» Exercise prompt
Without including any images, please transcribe all the lines below exactly.

» Information

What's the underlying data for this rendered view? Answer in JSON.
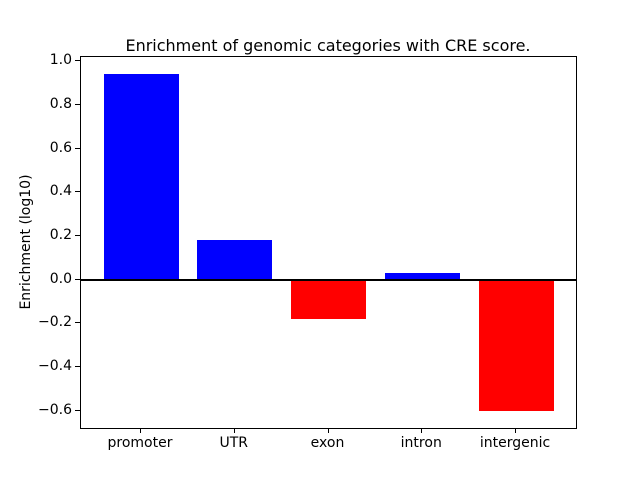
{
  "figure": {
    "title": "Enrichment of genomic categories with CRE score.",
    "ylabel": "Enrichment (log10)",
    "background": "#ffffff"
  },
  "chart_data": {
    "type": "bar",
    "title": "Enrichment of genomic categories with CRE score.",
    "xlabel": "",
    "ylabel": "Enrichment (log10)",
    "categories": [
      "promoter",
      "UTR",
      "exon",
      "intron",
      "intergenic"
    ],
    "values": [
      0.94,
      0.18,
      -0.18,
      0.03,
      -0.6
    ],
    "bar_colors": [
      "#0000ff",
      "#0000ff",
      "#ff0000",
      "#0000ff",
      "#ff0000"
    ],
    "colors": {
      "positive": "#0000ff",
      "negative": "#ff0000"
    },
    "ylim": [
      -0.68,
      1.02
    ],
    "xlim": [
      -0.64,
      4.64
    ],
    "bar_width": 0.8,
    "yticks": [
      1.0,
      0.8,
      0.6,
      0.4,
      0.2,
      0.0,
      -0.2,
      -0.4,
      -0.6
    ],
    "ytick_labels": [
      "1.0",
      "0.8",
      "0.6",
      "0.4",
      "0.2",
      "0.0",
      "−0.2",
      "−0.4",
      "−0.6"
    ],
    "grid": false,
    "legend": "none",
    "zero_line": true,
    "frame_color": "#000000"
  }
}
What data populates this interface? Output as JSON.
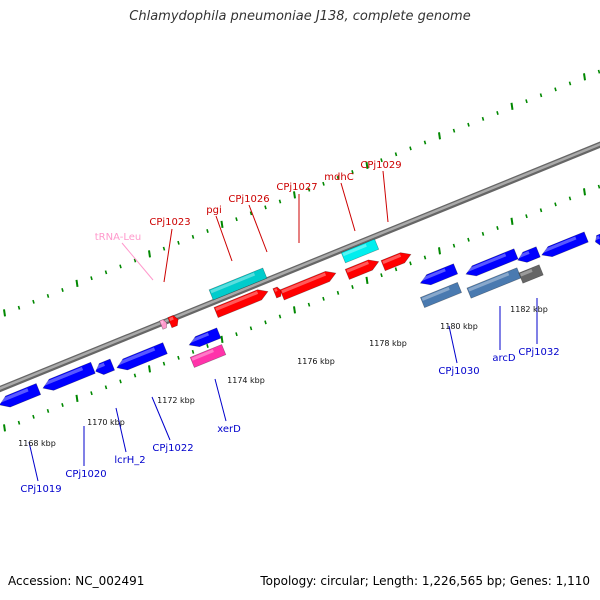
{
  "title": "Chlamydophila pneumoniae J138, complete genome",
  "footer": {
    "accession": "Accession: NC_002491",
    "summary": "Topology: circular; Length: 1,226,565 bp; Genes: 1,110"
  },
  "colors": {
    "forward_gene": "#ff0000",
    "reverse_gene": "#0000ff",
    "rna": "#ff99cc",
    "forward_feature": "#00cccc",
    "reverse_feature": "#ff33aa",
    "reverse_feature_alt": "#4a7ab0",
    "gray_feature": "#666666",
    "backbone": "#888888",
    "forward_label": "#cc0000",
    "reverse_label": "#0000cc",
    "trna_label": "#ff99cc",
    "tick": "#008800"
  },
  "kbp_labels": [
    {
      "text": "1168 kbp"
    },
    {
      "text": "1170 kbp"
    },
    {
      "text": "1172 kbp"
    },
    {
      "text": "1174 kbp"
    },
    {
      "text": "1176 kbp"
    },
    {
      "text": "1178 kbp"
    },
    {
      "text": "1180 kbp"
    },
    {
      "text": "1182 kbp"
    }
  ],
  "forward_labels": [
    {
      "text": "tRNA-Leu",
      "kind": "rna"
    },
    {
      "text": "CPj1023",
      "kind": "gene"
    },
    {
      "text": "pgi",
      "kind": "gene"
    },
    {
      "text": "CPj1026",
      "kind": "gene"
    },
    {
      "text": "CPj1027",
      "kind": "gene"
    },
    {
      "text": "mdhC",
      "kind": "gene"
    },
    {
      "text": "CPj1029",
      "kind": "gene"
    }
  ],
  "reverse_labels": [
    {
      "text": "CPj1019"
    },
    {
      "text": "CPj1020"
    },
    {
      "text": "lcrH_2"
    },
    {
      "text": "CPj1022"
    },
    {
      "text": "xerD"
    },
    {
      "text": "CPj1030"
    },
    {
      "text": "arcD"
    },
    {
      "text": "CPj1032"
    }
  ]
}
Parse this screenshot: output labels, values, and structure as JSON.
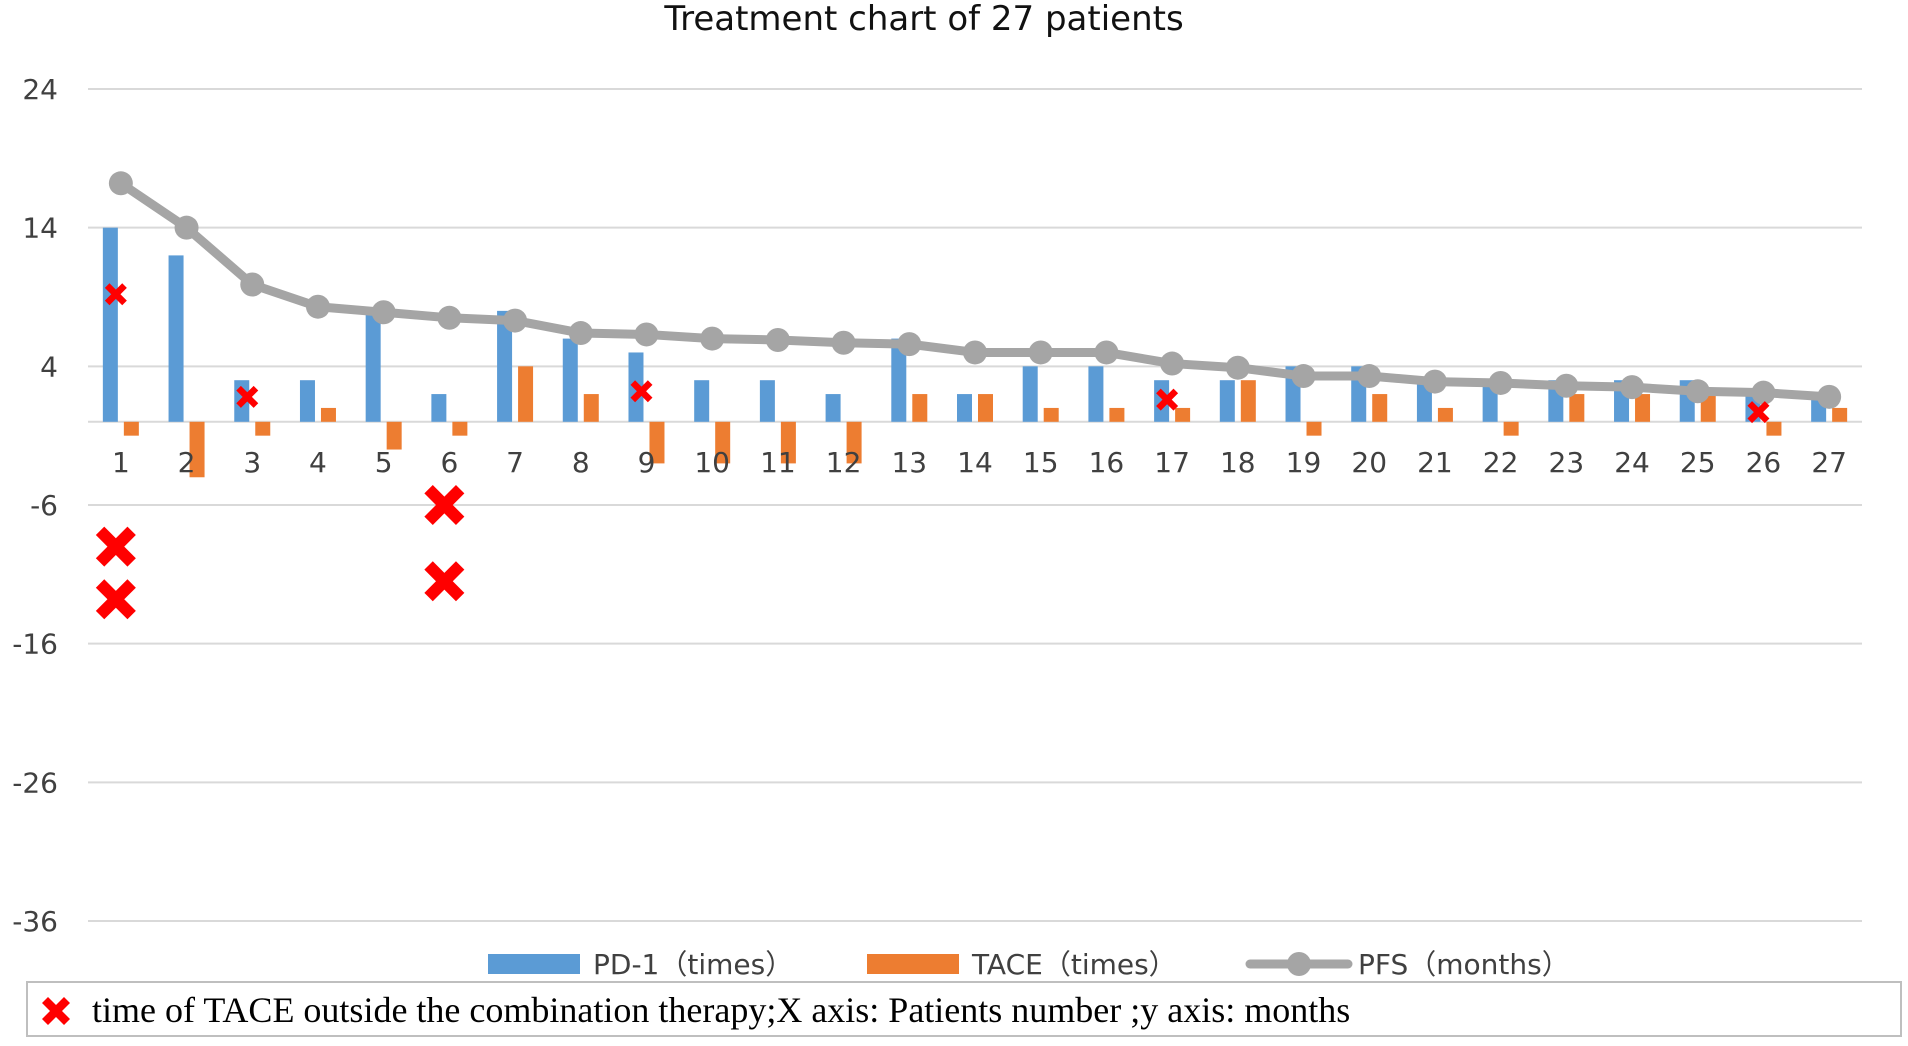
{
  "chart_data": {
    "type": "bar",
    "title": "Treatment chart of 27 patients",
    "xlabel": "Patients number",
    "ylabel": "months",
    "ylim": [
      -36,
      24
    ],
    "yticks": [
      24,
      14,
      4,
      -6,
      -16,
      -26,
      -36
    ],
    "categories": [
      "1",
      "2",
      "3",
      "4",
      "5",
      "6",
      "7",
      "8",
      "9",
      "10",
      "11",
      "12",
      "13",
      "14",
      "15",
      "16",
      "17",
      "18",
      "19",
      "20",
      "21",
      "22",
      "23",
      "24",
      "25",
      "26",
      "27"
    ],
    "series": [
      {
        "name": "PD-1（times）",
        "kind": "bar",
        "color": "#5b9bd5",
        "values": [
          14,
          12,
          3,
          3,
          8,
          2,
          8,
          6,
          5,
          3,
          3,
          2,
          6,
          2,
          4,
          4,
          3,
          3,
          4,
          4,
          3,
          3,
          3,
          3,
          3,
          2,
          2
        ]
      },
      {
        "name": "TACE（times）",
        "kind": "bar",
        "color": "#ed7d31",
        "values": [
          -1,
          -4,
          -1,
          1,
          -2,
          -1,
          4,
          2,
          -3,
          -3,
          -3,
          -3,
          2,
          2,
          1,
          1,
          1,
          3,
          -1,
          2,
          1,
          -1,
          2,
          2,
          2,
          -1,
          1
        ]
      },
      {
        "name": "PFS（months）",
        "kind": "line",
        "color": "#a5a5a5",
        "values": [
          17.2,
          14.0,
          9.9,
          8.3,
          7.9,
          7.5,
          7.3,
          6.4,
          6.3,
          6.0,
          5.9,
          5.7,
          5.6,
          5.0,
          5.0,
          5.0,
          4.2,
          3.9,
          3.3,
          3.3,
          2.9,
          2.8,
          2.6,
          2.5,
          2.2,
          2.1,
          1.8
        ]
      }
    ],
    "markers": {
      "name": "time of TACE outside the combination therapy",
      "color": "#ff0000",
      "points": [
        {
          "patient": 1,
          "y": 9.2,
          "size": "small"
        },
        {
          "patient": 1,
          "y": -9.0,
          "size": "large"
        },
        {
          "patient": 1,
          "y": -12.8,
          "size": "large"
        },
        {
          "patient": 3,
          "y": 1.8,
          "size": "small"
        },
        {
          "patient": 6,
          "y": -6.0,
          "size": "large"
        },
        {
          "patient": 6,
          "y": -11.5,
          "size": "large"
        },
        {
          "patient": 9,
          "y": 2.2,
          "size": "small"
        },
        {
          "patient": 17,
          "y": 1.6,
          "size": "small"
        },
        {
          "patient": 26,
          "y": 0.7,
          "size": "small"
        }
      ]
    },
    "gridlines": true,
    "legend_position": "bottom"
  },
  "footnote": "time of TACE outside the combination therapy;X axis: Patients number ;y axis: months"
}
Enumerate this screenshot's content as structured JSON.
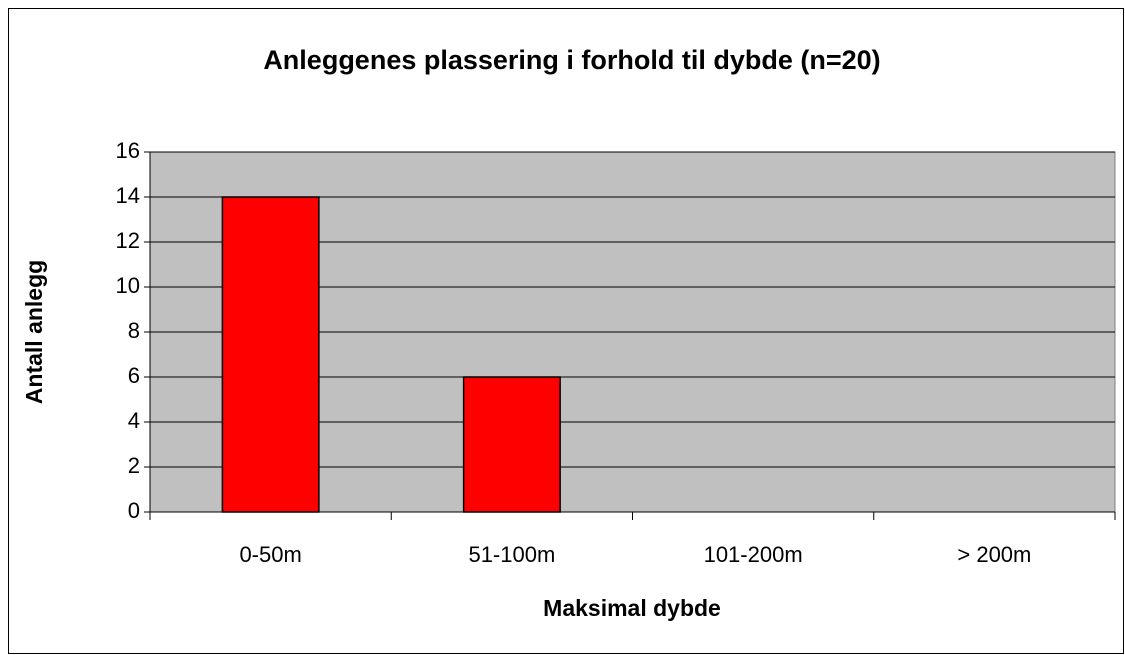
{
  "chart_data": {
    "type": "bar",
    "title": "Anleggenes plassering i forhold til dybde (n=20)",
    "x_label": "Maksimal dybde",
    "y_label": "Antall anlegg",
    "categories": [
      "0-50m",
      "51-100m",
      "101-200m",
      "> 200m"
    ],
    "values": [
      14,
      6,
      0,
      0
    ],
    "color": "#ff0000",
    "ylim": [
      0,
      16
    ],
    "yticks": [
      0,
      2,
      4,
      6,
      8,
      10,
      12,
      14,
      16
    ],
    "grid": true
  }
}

» Answer space
What's the underlying data for this rendered view? Answer in JSON.
{
  "figure": {
    "title": "Enrichment of genomic categories with CRE score.",
    "ylabel": "Enrichment (log10)",
    "background": "#ffffff"
  },
  "chart_data": {
    "type": "bar",
    "title": "Enrichment of genomic categories with CRE score.",
    "xlabel": "",
    "ylabel": "Enrichment (log10)",
    "categories": [
      "promoter",
      "UTR",
      "exon",
      "intron",
      "intergenic"
    ],
    "values": [
      0.94,
      0.18,
      -0.18,
      0.03,
      -0.6
    ],
    "bar_colors": [
      "#0000ff",
      "#0000ff",
      "#ff0000",
      "#0000ff",
      "#ff0000"
    ],
    "colors": {
      "positive": "#0000ff",
      "negative": "#ff0000"
    },
    "ylim": [
      -0.68,
      1.02
    ],
    "xlim": [
      -0.64,
      4.64
    ],
    "bar_width": 0.8,
    "yticks": [
      1.0,
      0.8,
      0.6,
      0.4,
      0.2,
      0.0,
      -0.2,
      -0.4,
      -0.6
    ],
    "ytick_labels": [
      "1.0",
      "0.8",
      "0.6",
      "0.4",
      "0.2",
      "0.0",
      "−0.2",
      "−0.4",
      "−0.6"
    ],
    "grid": false,
    "legend": "none",
    "zero_line": true,
    "frame_color": "#000000"
  }
}
What data populates this interface? Output as JSON.
{
  "title": "Chlamydophila pneumoniae J138, complete genome",
  "footer": {
    "accession": "Accession: NC_002491",
    "summary": "Topology: circular; Length: 1,226,565 bp; Genes: 1,110"
  },
  "colors": {
    "forward_gene": "#ff0000",
    "reverse_gene": "#0000ff",
    "rna": "#ff99cc",
    "forward_feature": "#00cccc",
    "reverse_feature": "#ff33aa",
    "reverse_feature_alt": "#4a7ab0",
    "gray_feature": "#666666",
    "backbone": "#888888",
    "forward_label": "#cc0000",
    "reverse_label": "#0000cc",
    "trna_label": "#ff99cc",
    "tick": "#008800"
  },
  "kbp_labels": [
    {
      "text": "1168 kbp"
    },
    {
      "text": "1170 kbp"
    },
    {
      "text": "1172 kbp"
    },
    {
      "text": "1174 kbp"
    },
    {
      "text": "1176 kbp"
    },
    {
      "text": "1178 kbp"
    },
    {
      "text": "1180 kbp"
    },
    {
      "text": "1182 kbp"
    }
  ],
  "forward_labels": [
    {
      "text": "tRNA-Leu",
      "kind": "rna"
    },
    {
      "text": "CPj1023",
      "kind": "gene"
    },
    {
      "text": "pgi",
      "kind": "gene"
    },
    {
      "text": "CPj1026",
      "kind": "gene"
    },
    {
      "text": "CPj1027",
      "kind": "gene"
    },
    {
      "text": "mdhC",
      "kind": "gene"
    },
    {
      "text": "CPj1029",
      "kind": "gene"
    }
  ],
  "reverse_labels": [
    {
      "text": "CPj1019"
    },
    {
      "text": "CPj1020"
    },
    {
      "text": "lcrH_2"
    },
    {
      "text": "CPj1022"
    },
    {
      "text": "xerD"
    },
    {
      "text": "CPj1030"
    },
    {
      "text": "arcD"
    },
    {
      "text": "CPj1032"
    }
  ]
}
Parse this screenshot: output labels, values, and structure as JSON.
{
  "chart_data": {
    "type": "bar",
    "title": "Treatment chart of 27 patients",
    "xlabel": "Patients number",
    "ylabel": "months",
    "ylim": [
      -36,
      24
    ],
    "yticks": [
      24,
      14,
      4,
      -6,
      -16,
      -26,
      -36
    ],
    "categories": [
      "1",
      "2",
      "3",
      "4",
      "5",
      "6",
      "7",
      "8",
      "9",
      "10",
      "11",
      "12",
      "13",
      "14",
      "15",
      "16",
      "17",
      "18",
      "19",
      "20",
      "21",
      "22",
      "23",
      "24",
      "25",
      "26",
      "27"
    ],
    "series": [
      {
        "name": "PD-1（times）",
        "kind": "bar",
        "color": "#5b9bd5",
        "values": [
          14,
          12,
          3,
          3,
          8,
          2,
          8,
          6,
          5,
          3,
          3,
          2,
          6,
          2,
          4,
          4,
          3,
          3,
          4,
          4,
          3,
          3,
          3,
          3,
          3,
          2,
          2
        ]
      },
      {
        "name": "TACE（times）",
        "kind": "bar",
        "color": "#ed7d31",
        "values": [
          -1,
          -4,
          -1,
          1,
          -2,
          -1,
          4,
          2,
          -3,
          -3,
          -3,
          -3,
          2,
          2,
          1,
          1,
          1,
          3,
          -1,
          2,
          1,
          -1,
          2,
          2,
          2,
          -1,
          1
        ]
      },
      {
        "name": "PFS（months）",
        "kind": "line",
        "color": "#a5a5a5",
        "values": [
          17.2,
          14.0,
          9.9,
          8.3,
          7.9,
          7.5,
          7.3,
          6.4,
          6.3,
          6.0,
          5.9,
          5.7,
          5.6,
          5.0,
          5.0,
          5.0,
          4.2,
          3.9,
          3.3,
          3.3,
          2.9,
          2.8,
          2.6,
          2.5,
          2.2,
          2.1,
          1.8
        ]
      }
    ],
    "markers": {
      "name": "time of TACE outside the combination therapy",
      "color": "#ff0000",
      "points": [
        {
          "patient": 1,
          "y": 9.2,
          "size": "small"
        },
        {
          "patient": 1,
          "y": -9.0,
          "size": "large"
        },
        {
          "patient": 1,
          "y": -12.8,
          "size": "large"
        },
        {
          "patient": 3,
          "y": 1.8,
          "size": "small"
        },
        {
          "patient": 6,
          "y": -6.0,
          "size": "large"
        },
        {
          "patient": 6,
          "y": -11.5,
          "size": "large"
        },
        {
          "patient": 9,
          "y": 2.2,
          "size": "small"
        },
        {
          "patient": 17,
          "y": 1.6,
          "size": "small"
        },
        {
          "patient": 26,
          "y": 0.7,
          "size": "small"
        }
      ]
    },
    "gridlines": true,
    "legend_position": "bottom"
  },
  "footnote": "time of TACE outside the combination therapy;X axis: Patients number ;y axis: months"
}
Enumerate this screenshot's content as structured JSON.
{
  "chart_data": {
    "type": "bar",
    "title": "Anleggenes plassering i forhold til dybde (n=20)",
    "x_label": "Maksimal dybde",
    "y_label": "Antall anlegg",
    "categories": [
      "0-50m",
      "51-100m",
      "101-200m",
      "> 200m"
    ],
    "values": [
      14,
      6,
      0,
      0
    ],
    "color": "#ff0000",
    "ylim": [
      0,
      16
    ],
    "yticks": [
      0,
      2,
      4,
      6,
      8,
      10,
      12,
      14,
      16
    ],
    "grid": true
  }
}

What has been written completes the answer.